### Stated goal:
Each line below should be retyped exactly, with no pictures.

══ Dataset ══

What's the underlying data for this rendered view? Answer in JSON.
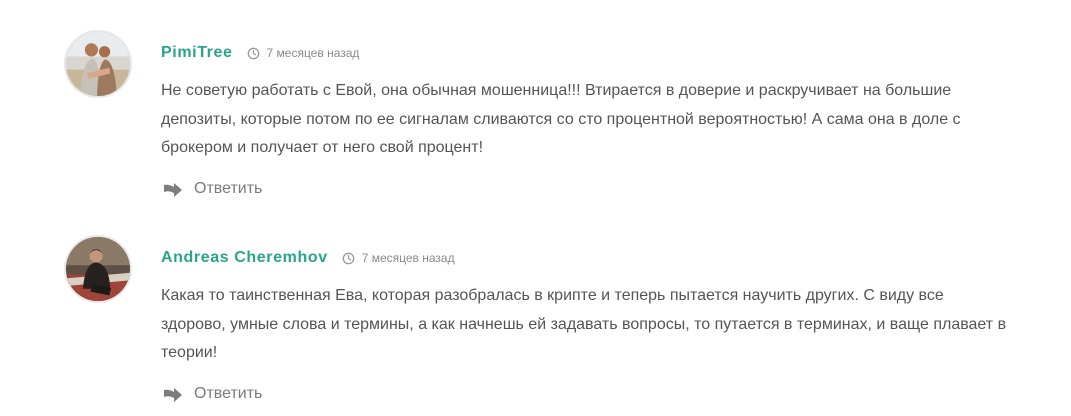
{
  "comments": [
    {
      "author": "PimiTree",
      "time": "7 месяцев назад",
      "text": "Не советую работать с Евой, она обычная мошенница!!! Втирается в доверие и раскручивает на большие депозиты, которые потом по ее сигналам сливаются со сто процентной вероятностью! А сама она в доле с брокером и получает от него свой процент!",
      "reply_label": "Ответить"
    },
    {
      "author": "Andreas Cheremhov",
      "time": "7 месяцев назад",
      "text": "Какая то таинственная Ева, которая разобралась в крипте и теперь пытается научить других. С виду все здорово, умные слова и термины, а как начнешь ей задавать вопросы, то путается в терминах, и ваще плавает в теории!",
      "reply_label": "Ответить"
    }
  ],
  "colors": {
    "author": "#2aa58a",
    "text": "#555555",
    "meta": "#8a8a8a"
  },
  "icons": {
    "time": "clock-icon",
    "reply": "reply-arrow-icon"
  }
}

═══

### Full answer:
What's the underlying data for this rendered view? Answer in JSON.
{
  "comments": [
    {
      "author": "PimiTree",
      "time": "7 месяцев назад",
      "text": "Не советую работать с Евой, она обычная мошенница!!! Втирается в доверие и раскручивает на большие депозиты, которые потом по ее сигналам сливаются со сто процентной вероятностью! А сама она в доле с брокером и получает от него свой процент!",
      "reply_label": "Ответить"
    },
    {
      "author": "Andreas Cheremhov",
      "time": "7 месяцев назад",
      "text": "Какая то таинственная Ева, которая разобралась в крипте и теперь пытается научить других. С виду все здорово, умные слова и термины, а как начнешь ей задавать вопросы, то путается в терминах, и ваще плавает в теории!",
      "reply_label": "Ответить"
    }
  ],
  "colors": {
    "author": "#2aa58a",
    "text": "#555555",
    "meta": "#8a8a8a"
  },
  "icons": {
    "time": "clock-icon",
    "reply": "reply-arrow-icon"
  }
}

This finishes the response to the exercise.